THE TASK
Give the material again in full, matching it exactly.

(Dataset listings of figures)
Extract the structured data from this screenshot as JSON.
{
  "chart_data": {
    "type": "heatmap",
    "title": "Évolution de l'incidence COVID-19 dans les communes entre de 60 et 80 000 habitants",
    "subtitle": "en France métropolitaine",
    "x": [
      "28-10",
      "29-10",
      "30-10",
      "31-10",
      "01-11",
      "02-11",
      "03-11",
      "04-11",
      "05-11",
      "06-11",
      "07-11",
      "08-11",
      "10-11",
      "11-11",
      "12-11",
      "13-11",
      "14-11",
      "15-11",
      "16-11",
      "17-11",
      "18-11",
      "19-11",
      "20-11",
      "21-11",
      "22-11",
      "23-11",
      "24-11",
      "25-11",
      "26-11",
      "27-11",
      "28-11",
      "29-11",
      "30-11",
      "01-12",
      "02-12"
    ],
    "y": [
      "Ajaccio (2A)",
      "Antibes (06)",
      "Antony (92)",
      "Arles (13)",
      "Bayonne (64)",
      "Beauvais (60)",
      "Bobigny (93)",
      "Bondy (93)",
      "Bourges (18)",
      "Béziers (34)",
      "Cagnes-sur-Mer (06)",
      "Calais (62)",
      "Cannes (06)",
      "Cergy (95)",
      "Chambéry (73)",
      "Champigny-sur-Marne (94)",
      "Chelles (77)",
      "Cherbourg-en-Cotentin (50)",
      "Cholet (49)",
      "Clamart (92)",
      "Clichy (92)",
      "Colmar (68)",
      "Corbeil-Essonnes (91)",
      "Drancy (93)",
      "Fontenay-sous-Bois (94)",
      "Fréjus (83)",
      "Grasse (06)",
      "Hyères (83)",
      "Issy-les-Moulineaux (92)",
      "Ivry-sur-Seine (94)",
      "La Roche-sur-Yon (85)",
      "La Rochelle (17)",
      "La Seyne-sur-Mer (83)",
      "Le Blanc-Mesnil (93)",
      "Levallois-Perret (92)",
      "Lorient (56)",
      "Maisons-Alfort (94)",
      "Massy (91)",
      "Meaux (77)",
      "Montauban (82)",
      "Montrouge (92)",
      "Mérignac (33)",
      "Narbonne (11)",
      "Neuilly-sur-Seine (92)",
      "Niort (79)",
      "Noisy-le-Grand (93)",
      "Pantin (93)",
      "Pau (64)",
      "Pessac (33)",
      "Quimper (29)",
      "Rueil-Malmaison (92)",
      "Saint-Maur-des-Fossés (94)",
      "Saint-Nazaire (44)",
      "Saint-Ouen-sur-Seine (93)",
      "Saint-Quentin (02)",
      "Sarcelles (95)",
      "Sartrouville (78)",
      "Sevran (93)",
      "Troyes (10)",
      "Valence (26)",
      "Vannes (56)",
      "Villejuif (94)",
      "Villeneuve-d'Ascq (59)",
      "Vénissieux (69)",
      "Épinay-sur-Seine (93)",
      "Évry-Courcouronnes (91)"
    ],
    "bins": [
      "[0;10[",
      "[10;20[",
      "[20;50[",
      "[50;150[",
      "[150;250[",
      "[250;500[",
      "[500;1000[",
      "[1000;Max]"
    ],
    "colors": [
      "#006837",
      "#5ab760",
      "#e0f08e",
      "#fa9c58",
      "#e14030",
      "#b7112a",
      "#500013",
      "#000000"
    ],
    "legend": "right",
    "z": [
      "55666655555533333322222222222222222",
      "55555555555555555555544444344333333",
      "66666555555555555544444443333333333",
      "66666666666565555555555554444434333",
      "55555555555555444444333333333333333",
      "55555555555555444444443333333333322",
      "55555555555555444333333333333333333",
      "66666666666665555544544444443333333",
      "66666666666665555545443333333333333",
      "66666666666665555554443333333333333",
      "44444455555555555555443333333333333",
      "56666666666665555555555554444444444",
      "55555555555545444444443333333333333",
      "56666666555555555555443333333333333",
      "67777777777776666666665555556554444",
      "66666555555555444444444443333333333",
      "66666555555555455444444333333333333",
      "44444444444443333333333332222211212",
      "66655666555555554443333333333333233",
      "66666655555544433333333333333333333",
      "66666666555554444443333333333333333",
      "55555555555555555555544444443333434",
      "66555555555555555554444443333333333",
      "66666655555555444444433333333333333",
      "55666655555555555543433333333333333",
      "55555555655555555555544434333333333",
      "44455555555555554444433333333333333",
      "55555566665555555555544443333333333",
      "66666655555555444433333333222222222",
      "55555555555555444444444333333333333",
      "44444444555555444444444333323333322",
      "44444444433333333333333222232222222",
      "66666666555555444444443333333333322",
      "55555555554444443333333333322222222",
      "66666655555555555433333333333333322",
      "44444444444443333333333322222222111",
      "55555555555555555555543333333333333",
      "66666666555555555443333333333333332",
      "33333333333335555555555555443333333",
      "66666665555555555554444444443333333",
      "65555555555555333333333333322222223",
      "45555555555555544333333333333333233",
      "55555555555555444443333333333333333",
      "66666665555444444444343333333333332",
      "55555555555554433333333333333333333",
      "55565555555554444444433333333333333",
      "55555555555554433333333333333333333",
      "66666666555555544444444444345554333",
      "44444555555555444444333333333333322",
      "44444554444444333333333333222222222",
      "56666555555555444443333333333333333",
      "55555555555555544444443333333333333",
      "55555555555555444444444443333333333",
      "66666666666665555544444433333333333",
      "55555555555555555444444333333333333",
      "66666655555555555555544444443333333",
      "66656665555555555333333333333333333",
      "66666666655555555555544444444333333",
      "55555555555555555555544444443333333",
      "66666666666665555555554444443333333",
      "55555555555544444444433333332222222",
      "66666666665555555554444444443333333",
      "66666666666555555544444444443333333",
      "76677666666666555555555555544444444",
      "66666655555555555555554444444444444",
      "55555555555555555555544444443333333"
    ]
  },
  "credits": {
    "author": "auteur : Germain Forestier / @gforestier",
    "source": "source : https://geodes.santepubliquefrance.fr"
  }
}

WRITTEN ANSWER
Extract the structured data from this screenshot as JSON.
{
  "chart_data": {
    "type": "heatmap",
    "title": "Évolution de l'incidence COVID-19 dans les communes entre de 60 et 80 000 habitants",
    "subtitle": "en France métropolitaine",
    "x": [
      "28-10",
      "29-10",
      "30-10",
      "31-10",
      "01-11",
      "02-11",
      "03-11",
      "04-11",
      "05-11",
      "06-11",
      "07-11",
      "08-11",
      "10-11",
      "11-11",
      "12-11",
      "13-11",
      "14-11",
      "15-11",
      "16-11",
      "17-11",
      "18-11",
      "19-11",
      "20-11",
      "21-11",
      "22-11",
      "23-11",
      "24-11",
      "25-11",
      "26-11",
      "27-11",
      "28-11",
      "29-11",
      "30-11",
      "01-12",
      "02-12"
    ],
    "y": [
      "Ajaccio (2A)",
      "Antibes (06)",
      "Antony (92)",
      "Arles (13)",
      "Bayonne (64)",
      "Beauvais (60)",
      "Bobigny (93)",
      "Bondy (93)",
      "Bourges (18)",
      "Béziers (34)",
      "Cagnes-sur-Mer (06)",
      "Calais (62)",
      "Cannes (06)",
      "Cergy (95)",
      "Chambéry (73)",
      "Champigny-sur-Marne (94)",
      "Chelles (77)",
      "Cherbourg-en-Cotentin (50)",
      "Cholet (49)",
      "Clamart (92)",
      "Clichy (92)",
      "Colmar (68)",
      "Corbeil-Essonnes (91)",
      "Drancy (93)",
      "Fontenay-sous-Bois (94)",
      "Fréjus (83)",
      "Grasse (06)",
      "Hyères (83)",
      "Issy-les-Moulineaux (92)",
      "Ivry-sur-Seine (94)",
      "La Roche-sur-Yon (85)",
      "La Rochelle (17)",
      "La Seyne-sur-Mer (83)",
      "Le Blanc-Mesnil (93)",
      "Levallois-Perret (92)",
      "Lorient (56)",
      "Maisons-Alfort (94)",
      "Massy (91)",
      "Meaux (77)",
      "Montauban (82)",
      "Montrouge (92)",
      "Mérignac (33)",
      "Narbonne (11)",
      "Neuilly-sur-Seine (92)",
      "Niort (79)",
      "Noisy-le-Grand (93)",
      "Pantin (93)",
      "Pau (64)",
      "Pessac (33)",
      "Quimper (29)",
      "Rueil-Malmaison (92)",
      "Saint-Maur-des-Fossés (94)",
      "Saint-Nazaire (44)",
      "Saint-Ouen-sur-Seine (93)",
      "Saint-Quentin (02)",
      "Sarcelles (95)",
      "Sartrouville (78)",
      "Sevran (93)",
      "Troyes (10)",
      "Valence (26)",
      "Vannes (56)",
      "Villejuif (94)",
      "Villeneuve-d'Ascq (59)",
      "Vénissieux (69)",
      "Épinay-sur-Seine (93)",
      "Évry-Courcouronnes (91)"
    ],
    "bins": [
      "[0;10[",
      "[10;20[",
      "[20;50[",
      "[50;150[",
      "[150;250[",
      "[250;500[",
      "[500;1000[",
      "[1000;Max]"
    ],
    "colors": [
      "#006837",
      "#5ab760",
      "#e0f08e",
      "#fa9c58",
      "#e14030",
      "#b7112a",
      "#500013",
      "#000000"
    ],
    "legend": "right",
    "z": [
      "55666655555533333322222222222222222",
      "55555555555555555555544444344333333",
      "66666555555555555544444443333333333",
      "66666666666565555555555554444434333",
      "55555555555555444444333333333333333",
      "55555555555555444444443333333333322",
      "55555555555555444333333333333333333",
      "66666666666665555544544444443333333",
      "66666666666665555545443333333333333",
      "66666666666665555554443333333333333",
      "44444455555555555555443333333333333",
      "56666666666665555555555554444444444",
      "55555555555545444444443333333333333",
      "56666666555555555555443333333333333",
      "67777777777776666666665555556554444",
      "66666555555555444444444443333333333",
      "66666555555555455444444333333333333",
      "44444444444443333333333332222211212",
      "66655666555555554443333333333333233",
      "66666655555544433333333333333333333",
      "66666666555554444443333333333333333",
      "55555555555555555555544444443333434",
      "66555555555555555554444443333333333",
      "66666655555555444444433333333333333",
      "55666655555555555543433333333333333",
      "55555555655555555555544434333333333",
      "44455555555555554444433333333333333",
      "55555566665555555555544443333333333",
      "66666655555555444433333333222222222",
      "55555555555555444444444333333333333",
      "44444444555555444444444333323333322",
      "44444444433333333333333222232222222",
      "66666666555555444444443333333333322",
      "55555555554444443333333333322222222",
      "66666655555555555433333333333333322",
      "44444444444443333333333322222222111",
      "55555555555555555555543333333333333",
      "66666666555555555443333333333333332",
      "33333333333335555555555555443333333",
      "66666665555555555554444444443333333",
      "65555555555555333333333333322222223",
      "45555555555555544333333333333333233",
      "55555555555555444443333333333333333",
      "66666665555444444444343333333333332",
      "55555555555554433333333333333333333",
      "55565555555554444444433333333333333",
      "55555555555554433333333333333333333",
      "66666666555555544444444444345554333",
      "44444555555555444444333333333333322",
      "44444554444444333333333333222222222",
      "56666555555555444443333333333333333",
      "55555555555555544444443333333333333",
      "55555555555555444444444443333333333",
      "66666666666665555544444433333333333",
      "55555555555555555444444333333333333",
      "66666655555555555555544444443333333",
      "66656665555555555333333333333333333",
      "66666666655555555555544444444333333",
      "55555555555555555555544444443333333",
      "66666666666665555555554444443333333",
      "55555555555544444444433333332222222",
      "66666666665555555554444444443333333",
      "66666666666555555544444444443333333",
      "76677666666666555555555555544444444",
      "66666655555555555555554444444444444",
      "55555555555555555555544444443333333"
    ]
  },
  "credits": {
    "author": "auteur : Germain Forestier / @gforestier",
    "source": "source : https://geodes.santepubliquefrance.fr"
  }
}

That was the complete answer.